Spot every line with the word "name" and return it.

**Records provided**
-- -- --

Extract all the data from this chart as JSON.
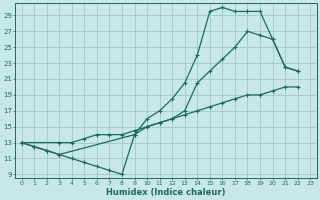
{
  "xlabel": "Humidex (Indice chaleur)",
  "bg_color": "#c8e8e8",
  "grid_color": "#a0c8c8",
  "line_color": "#1a6b5a",
  "xlim": [
    -0.5,
    23.5
  ],
  "ylim": [
    8.5,
    30.5
  ],
  "xticks": [
    0,
    1,
    2,
    3,
    4,
    5,
    6,
    7,
    8,
    9,
    10,
    11,
    12,
    13,
    14,
    15,
    16,
    17,
    18,
    19,
    20,
    21,
    22,
    23
  ],
  "yticks": [
    9,
    11,
    13,
    15,
    17,
    19,
    21,
    23,
    25,
    27,
    29
  ],
  "line1_x": [
    0,
    1,
    2,
    3,
    4,
    5,
    6,
    7,
    8,
    9,
    10,
    11,
    12,
    13,
    14,
    15,
    16,
    17,
    18,
    19,
    20,
    21,
    22
  ],
  "line1_y": [
    13,
    12.5,
    12,
    11.5,
    11,
    10.5,
    10,
    9.5,
    9,
    14,
    15,
    15.5,
    16,
    17,
    20.5,
    22,
    23.5,
    25,
    27,
    26.5,
    26,
    22.5,
    22
  ],
  "line2_x": [
    0,
    1,
    2,
    3,
    9,
    10,
    11,
    12,
    13,
    14,
    15,
    16,
    17,
    18,
    19,
    20,
    21,
    22
  ],
  "line2_y": [
    13,
    12.5,
    12,
    11.5,
    14,
    16,
    17,
    18.5,
    20.5,
    24,
    29.5,
    30,
    29.5,
    29.5,
    29.5,
    26,
    22.5,
    22
  ],
  "line3_x": [
    0,
    3,
    4,
    5,
    6,
    7,
    8,
    9,
    10,
    11,
    12,
    13,
    14,
    15,
    16,
    17,
    18,
    19,
    20,
    21,
    22
  ],
  "line3_y": [
    13,
    13,
    13,
    13.5,
    14,
    14,
    14,
    14.5,
    15,
    15.5,
    16,
    16.5,
    17,
    17.5,
    18,
    18.5,
    19,
    19,
    19.5,
    20,
    20
  ]
}
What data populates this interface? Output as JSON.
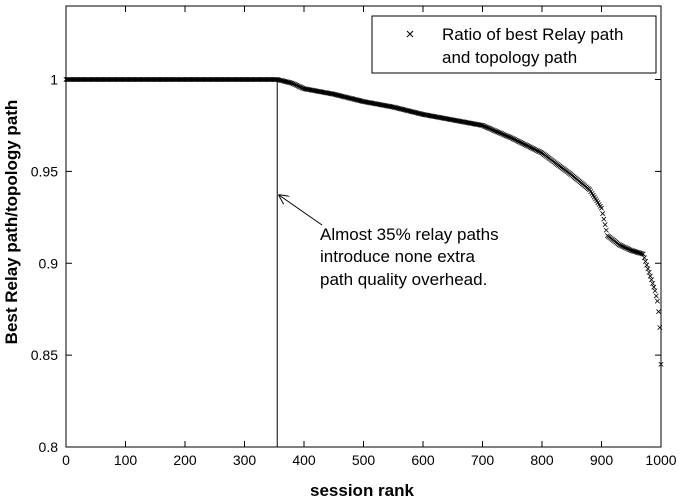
{
  "chart_data": {
    "type": "scatter",
    "xlabel": "session rank",
    "ylabel": "Best Relay path/topology path",
    "xlim": [
      0,
      1000
    ],
    "ylim": [
      0.8,
      1.04
    ],
    "xticks": [
      0,
      100,
      200,
      300,
      400,
      500,
      600,
      700,
      800,
      900,
      1000
    ],
    "yticks": [
      0.8,
      0.85,
      0.9,
      0.95,
      1.0
    ],
    "ytick_labels": [
      "0.8",
      "0.85",
      "0.9",
      "0.95",
      "1"
    ],
    "grid": false,
    "legend_position": "top-right",
    "marker": "x",
    "series": [
      {
        "name": "Ratio of best Relay path and topology path",
        "curve": [
          [
            0,
            1.0
          ],
          [
            355,
            1.0
          ],
          [
            380,
            0.998
          ],
          [
            400,
            0.995
          ],
          [
            450,
            0.992
          ],
          [
            500,
            0.988
          ],
          [
            550,
            0.985
          ],
          [
            600,
            0.981
          ],
          [
            650,
            0.978
          ],
          [
            700,
            0.975
          ],
          [
            750,
            0.968
          ],
          [
            800,
            0.96
          ],
          [
            850,
            0.948
          ],
          [
            880,
            0.94
          ],
          [
            900,
            0.93
          ],
          [
            910,
            0.915
          ],
          [
            930,
            0.91
          ],
          [
            950,
            0.907
          ],
          [
            970,
            0.905
          ],
          [
            980,
            0.895
          ],
          [
            990,
            0.885
          ],
          [
            995,
            0.878
          ],
          [
            998,
            0.865
          ],
          [
            1000,
            0.845
          ]
        ]
      }
    ],
    "vline_x": 355,
    "annotation": {
      "lines": [
        "Almost 35% relay paths",
        "introduce none extra",
        "path quality overhead."
      ],
      "arrow_to": [
        355,
        0.937
      ]
    },
    "legend_lines": [
      "Ratio of best Relay path",
      "and topology path"
    ]
  }
}
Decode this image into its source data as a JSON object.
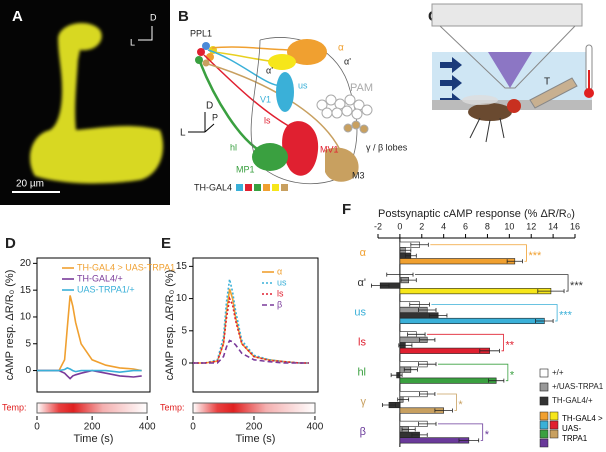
{
  "panels": {
    "A": {
      "label": "A",
      "compass_d": "D",
      "compass_l": "L",
      "scale": "20 µm"
    },
    "B": {
      "label": "B",
      "ppl1": "PPL1",
      "alpha": "α",
      "alpha_prime_right": "α'",
      "alpha_prime_left": "α'",
      "v1": "V1",
      "us": "us",
      "pam": "PAM",
      "ls": "ls",
      "mv1": "MV1",
      "hl": "hl",
      "mp1": "MP1",
      "m3": "M3",
      "gamma_beta": "γ / β lobes",
      "compass_d": "D",
      "compass_p": "P",
      "compass_l": "L",
      "driver": "TH-GAL4"
    },
    "C": {
      "label": "C",
      "probe": "T"
    }
  },
  "chart_data": [
    {
      "type": "line",
      "panel_label": "D",
      "temp_label": "Temp:",
      "xlabel": "Time (s)",
      "ylabel": "cAMP resp. ΔR/R₀ (%)",
      "x": [
        0,
        40,
        80,
        100,
        110,
        120,
        130,
        140,
        160,
        200,
        250,
        300,
        350,
        380
      ],
      "xlim": [
        0,
        410
      ],
      "xticks": [
        0,
        200,
        400
      ],
      "ylim": [
        -4,
        21
      ],
      "yticks": [
        0,
        5,
        10,
        15,
        20
      ],
      "series": [
        {
          "name": "TH-GAL4 > UAS-TRPA1",
          "color": "#f0a030",
          "dash": "solid",
          "values": [
            0,
            0,
            0,
            2,
            8,
            14,
            12,
            9,
            5,
            2,
            1,
            0.5,
            0.3,
            0
          ]
        },
        {
          "name": "TH-GAL4/+",
          "color": "#7a3a9a",
          "dash": "solid",
          "values": [
            0,
            0,
            0,
            -0.5,
            -1,
            -1.5,
            -1,
            -0.8,
            -0.5,
            0,
            -0.5,
            -1,
            -1.2,
            -1
          ]
        },
        {
          "name": "UAS-TRPA1/+",
          "color": "#3ab0d8",
          "dash": "solid",
          "values": [
            0,
            0,
            0,
            0.2,
            0.5,
            0.3,
            0,
            -0.2,
            0,
            0,
            0,
            -0.3,
            0,
            0
          ]
        }
      ]
    },
    {
      "type": "line",
      "panel_label": "E",
      "temp_label": "Temp:",
      "xlabel": "Time (s)",
      "ylabel": "cAMP resp. ΔR/R₀ (%)",
      "x": [
        0,
        40,
        80,
        100,
        110,
        120,
        130,
        140,
        160,
        200,
        250,
        300,
        350,
        380
      ],
      "xlim": [
        0,
        410
      ],
      "xticks": [
        0,
        200,
        400
      ],
      "ylim": [
        -4.5,
        16.3
      ],
      "yticks": [
        0,
        5,
        10,
        15
      ],
      "series": [
        {
          "name": "α",
          "color": "#f0a030",
          "dash": "solid",
          "values": [
            0,
            0,
            0.3,
            3,
            8,
            11.5,
            10,
            7,
            3,
            1,
            0.5,
            0.2,
            0,
            0
          ]
        },
        {
          "name": "us",
          "color": "#3ab0d8",
          "dash": "dotted",
          "values": [
            0,
            0,
            0.5,
            4,
            9.5,
            13,
            11,
            8,
            3.5,
            1.2,
            0.5,
            0.2,
            0,
            0
          ]
        },
        {
          "name": "ls",
          "color": "#e02030",
          "dash": "dotted",
          "values": [
            0,
            0,
            0.3,
            3,
            7,
            10,
            9,
            6.5,
            3,
            1,
            0.4,
            0.2,
            0,
            0
          ]
        },
        {
          "name": "β",
          "color": "#7a3a9a",
          "dash": "dashed",
          "values": [
            0,
            0,
            0,
            1,
            2.5,
            3.5,
            3.3,
            2.8,
            1.5,
            0.5,
            0.2,
            0,
            0,
            0
          ]
        }
      ]
    },
    {
      "type": "hbar",
      "panel_label": "F",
      "xlabel": "Postsynaptic cAMP response (% ΔR/R₀)",
      "categories": [
        "α",
        "α'",
        "us",
        "ls",
        "hl",
        "γ",
        "β"
      ],
      "category_colors": [
        "#f0a030",
        "#333333",
        "#3ab0d8",
        "#e02030",
        "#3aa040",
        "#c8a060",
        "#6a3a9a"
      ],
      "xlim": [
        -2,
        16
      ],
      "xticks": [
        -2,
        0,
        2,
        4,
        6,
        8,
        10,
        12,
        14,
        16
      ],
      "significance": [
        "***",
        "***",
        "***",
        "**",
        "*",
        "*",
        "*"
      ],
      "series": [
        {
          "name": "+/+",
          "color": "#ffffff",
          "values": [
            1.8,
            0,
            1.8,
            1.5,
            2.5,
            2.5,
            2.5
          ],
          "errors": [
            0.8,
            1.2,
            0.9,
            0.8,
            0.8,
            0.7,
            0.8
          ]
        },
        {
          "name": "+/UAS-TRPA1",
          "color": "#999999",
          "values": [
            0.5,
            0.8,
            2.5,
            2.5,
            1,
            0.3,
            0.8
          ],
          "errors": [
            0.5,
            0.7,
            0.8,
            0.7,
            0.6,
            0.5,
            0.6
          ]
        },
        {
          "name": "TH-GAL4/+",
          "color": "#333333",
          "values": [
            1,
            -1.8,
            3.5,
            0.5,
            -0.3,
            -1,
            1.8
          ],
          "errors": [
            0.5,
            0.8,
            0.8,
            0.6,
            0.5,
            0.6,
            0.7
          ]
        },
        {
          "name": "TH-GAL4 > UAS-TRPA1",
          "colors": [
            "#f0a030",
            "#f6e61a",
            "#3ab0d8",
            "#e02030",
            "#3aa040",
            "#c8a060",
            "#6a3a9a"
          ],
          "values": [
            10.5,
            13.8,
            13.2,
            8.2,
            8.8,
            4,
            6.3
          ],
          "errors": [
            0.7,
            1.2,
            0.8,
            0.9,
            0.7,
            0.8,
            0.9
          ]
        }
      ]
    }
  ]
}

-- -- --

**Response to the exercise**
        "name": "Ratio of best Relay path and topology path",
          "name": "TH-GAL4 > UAS-TRPA1",
          "name": "TH-GAL4/+",
          "name": "UAS-TRPA1/+",
          "name": "α",
          "name": "us",
          "name": "ls",
          "name": "β",
          "name": "+/+",
          "name": "+/UAS-TRPA1",
          "name": "TH-GAL4/+",
          "name": "TH-GAL4 > UAS-TRPA1",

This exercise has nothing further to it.